## To be done
Each line below should be retyped exactly, with no pictures.

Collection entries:
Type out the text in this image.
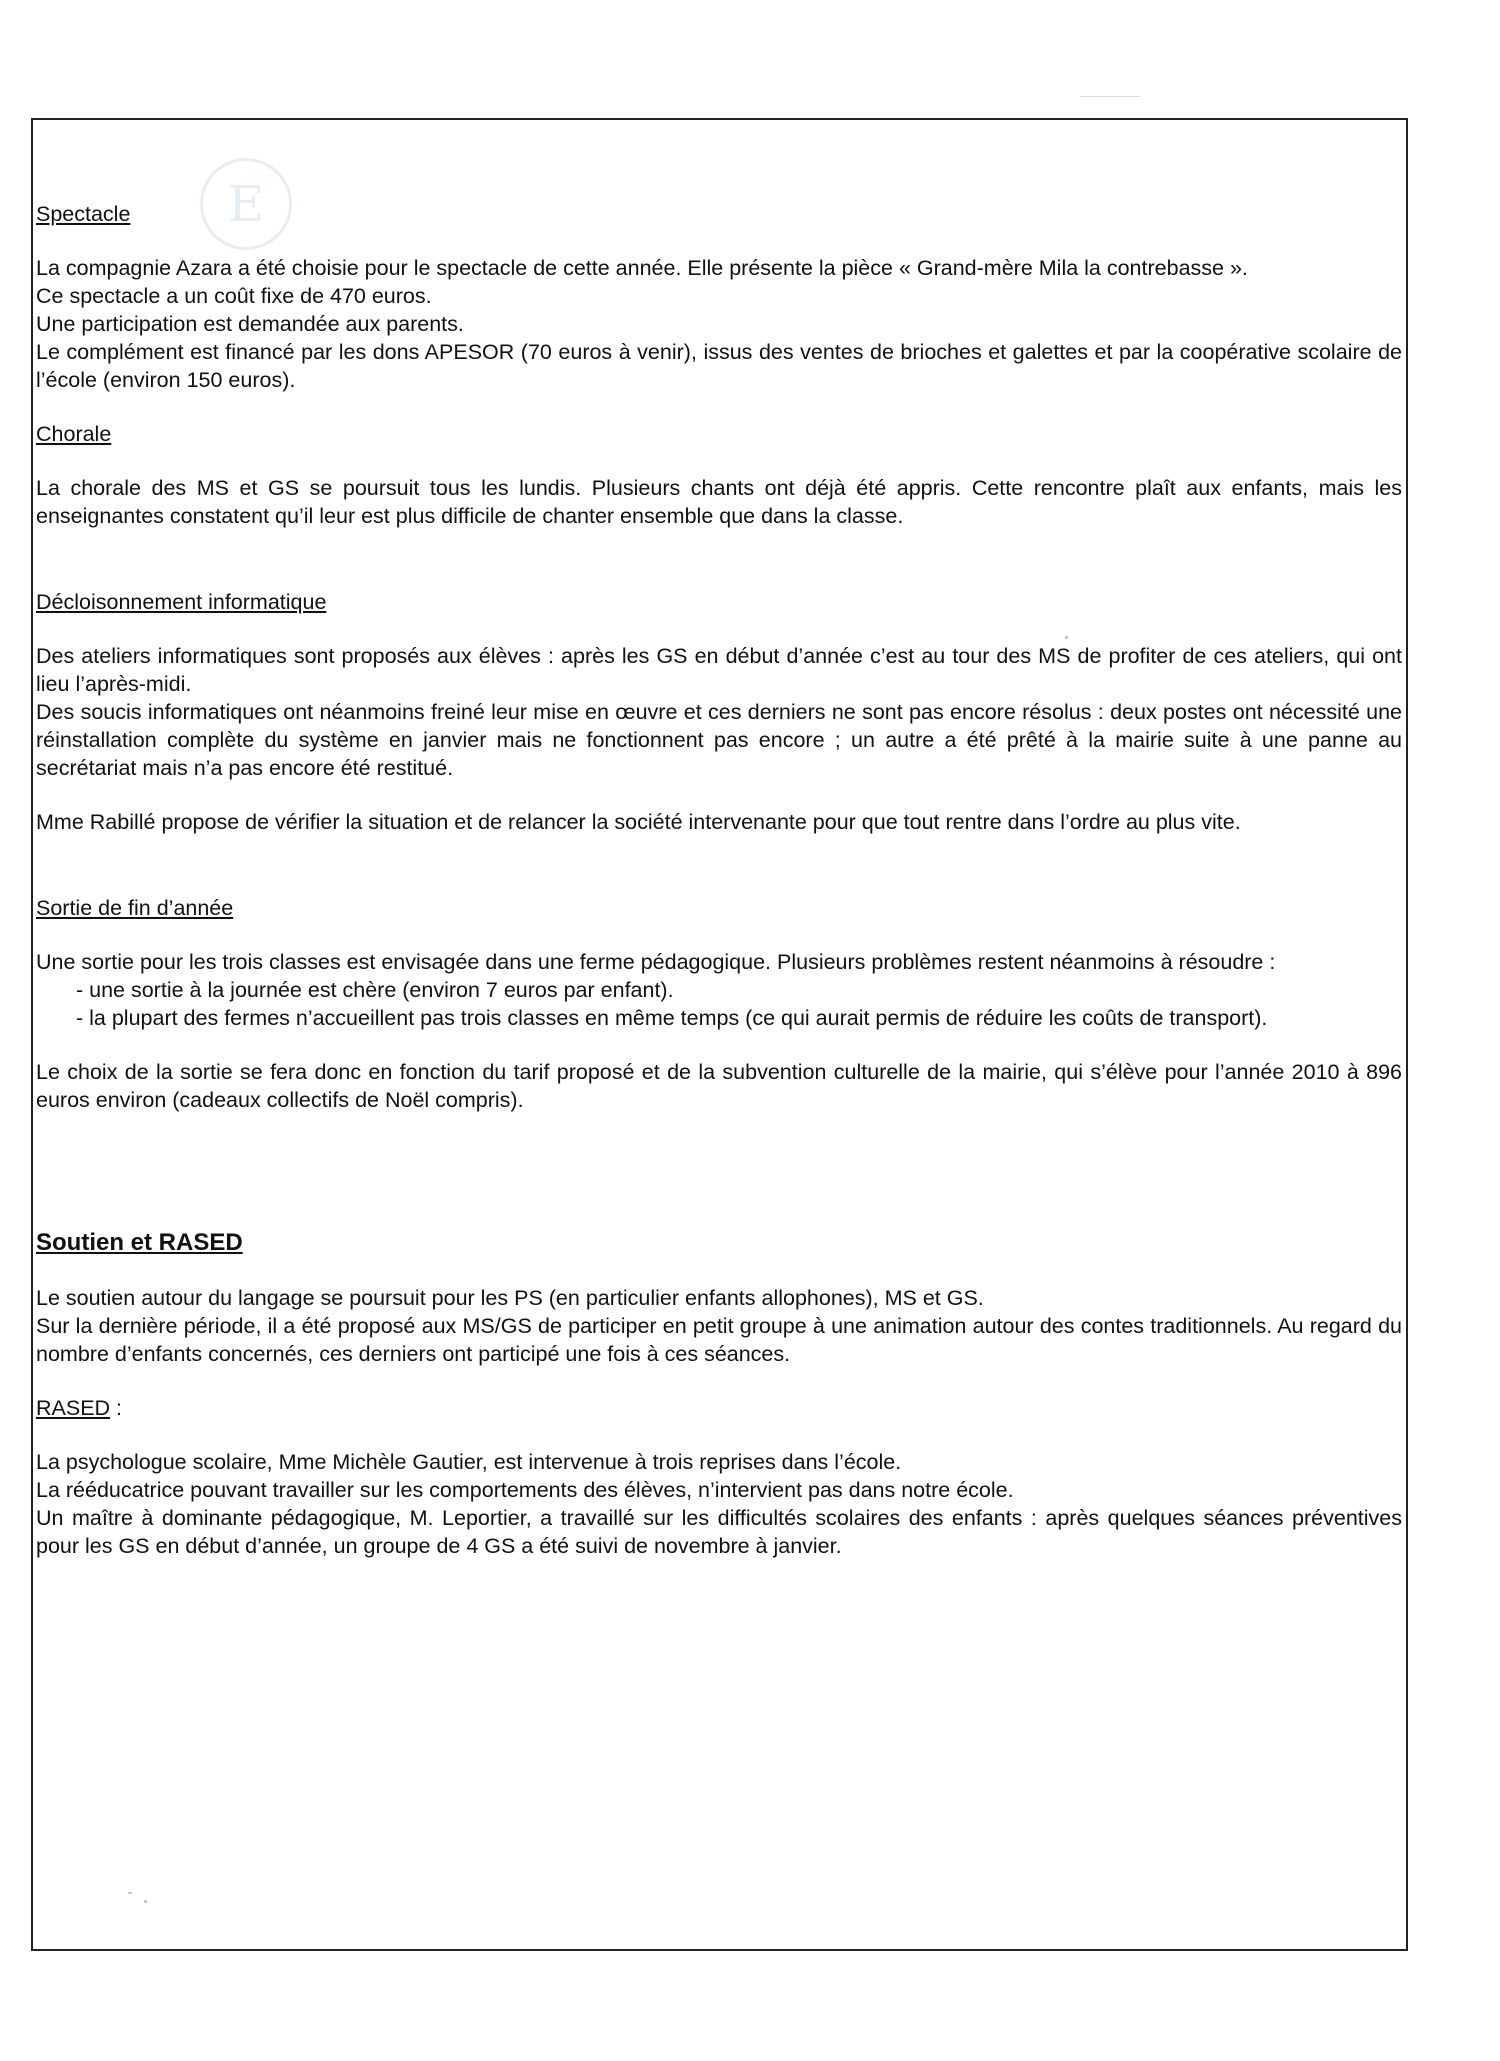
E
Spectacle

La compagnie Azara a été choisie pour le spectacle de cette année. Elle présente la pièce « Grand-mère Mila la contrebasse ».

Ce spectacle a un coût fixe de 470 euros.

Une participation est demandée aux parents.

Le complément est financé par les dons APESOR (70 euros à venir), issus des ventes de brioches et galettes et par la coopérative scolaire de l’école (environ 150 euros).

Chorale

La chorale des MS et GS se poursuit tous les lundis. Plusieurs chants ont déjà été appris. Cette rencontre plaît aux enfants, mais les enseignantes constatent qu’il leur est plus difficile de chanter ensemble que dans la classe.

Décloisonnement informatique

Des ateliers informatiques sont proposés aux élèves : après les GS en début d’année c’est au tour des MS de profiter de ces ateliers, qui ont lieu l’après-midi.

Des soucis informatiques ont néanmoins freiné leur mise en œuvre et ces derniers ne sont pas encore résolus : deux postes ont nécessité une réinstallation complète du système en janvier mais ne fonctionnent pas encore ; un autre a été prêté à la mairie suite à une panne au secrétariat mais n’a pas encore été restitué.

Mme Rabillé propose de vérifier la situation et de relancer la société intervenante pour que tout rentre dans l’ordre au plus vite.

Sortie de fin d’année

Une sortie pour les trois classes est envisagée dans une ferme pédagogique. Plusieurs problèmes restent néanmoins à résoudre :

- une sortie à la journée est chère (environ 7 euros par enfant).
- la plupart des fermes n’accueillent pas trois classes en même temps (ce qui aurait permis de réduire les coûts de transport).

Le choix de la sortie se fera donc en fonction du tarif proposé et de la subvention culturelle de la mairie, qui s’élève pour l’année 2010 à 896 euros environ (cadeaux collectifs de Noël compris).

Soutien et RASED

Le soutien autour du langage se poursuit pour les PS (en particulier enfants allophones), MS et GS.

Sur la dernière période, il a été proposé aux MS/GS de participer en petit groupe à une animation autour des contes traditionnels. Au regard du nombre d’enfants concernés, ces derniers ont participé une fois à ces séances.

RASED :

La psychologue scolaire, Mme Michèle Gautier, est intervenue à trois reprises dans l’école.

La rééducatrice pouvant travailler sur les comportements des élèves, n’intervient pas dans notre école.

Un maître à dominante pédagogique, M. Leportier, a travaillé sur les difficultés scolaires des enfants : après quelques séances préventives pour les GS en début d’année, un groupe de 4 GS a été suivi de novembre à janvier.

## Output of the exercise
Type out the text in this image.
E
Spectacle

La compagnie Azara a été choisie pour le spectacle de cette année. Elle présente la pièce « Grand-mère Mila la contrebasse ».

Ce spectacle a un coût fixe de 470 euros.

Une participation est demandée aux parents.

Le complément est financé par les dons APESOR (70 euros à venir), issus des ventes de brioches et galettes et par la coopérative scolaire de l’école (environ 150 euros).

Chorale

La chorale des MS et GS se poursuit tous les lundis. Plusieurs chants ont déjà été appris. Cette rencontre plaît aux enfants, mais les enseignantes constatent qu’il leur est plus difficile de chanter ensemble que dans la classe.

Décloisonnement informatique

Des ateliers informatiques sont proposés aux élèves : après les GS en début d’année c’est au tour des MS de profiter de ces ateliers, qui ont lieu l’après-midi.

Des soucis informatiques ont néanmoins freiné leur mise en œuvre et ces derniers ne sont pas encore résolus : deux postes ont nécessité une réinstallation complète du système en janvier mais ne fonctionnent pas encore ; un autre a été prêté à la mairie suite à une panne au secrétariat mais n’a pas encore été restitué.

Mme Rabillé propose de vérifier la situation et de relancer la société intervenante pour que tout rentre dans l’ordre au plus vite.

Sortie de fin d’année

Une sortie pour les trois classes est envisagée dans une ferme pédagogique. Plusieurs problèmes restent néanmoins à résoudre :

- une sortie à la journée est chère (environ 7 euros par enfant).
- la plupart des fermes n’accueillent pas trois classes en même temps (ce qui aurait permis de réduire les coûts de transport).

Le choix de la sortie se fera donc en fonction du tarif proposé et de la subvention culturelle de la mairie, qui s’élève pour l’année 2010 à 896 euros environ (cadeaux collectifs de Noël compris).

Soutien et RASED

Le soutien autour du langage se poursuit pour les PS (en particulier enfants allophones), MS et GS.

Sur la dernière période, il a été proposé aux MS/GS de participer en petit groupe à une animation autour des contes traditionnels. Au regard du nombre d’enfants concernés, ces derniers ont participé une fois à ces séances.

RASED :

La psychologue scolaire, Mme Michèle Gautier, est intervenue à trois reprises dans l’école.

La rééducatrice pouvant travailler sur les comportements des élèves, n’intervient pas dans notre école.

Un maître à dominante pédagogique, M. Leportier, a travaillé sur les difficultés scolaires des enfants : après quelques séances préventives pour les GS en début d’année, un groupe de 4 GS a été suivi de novembre à janvier.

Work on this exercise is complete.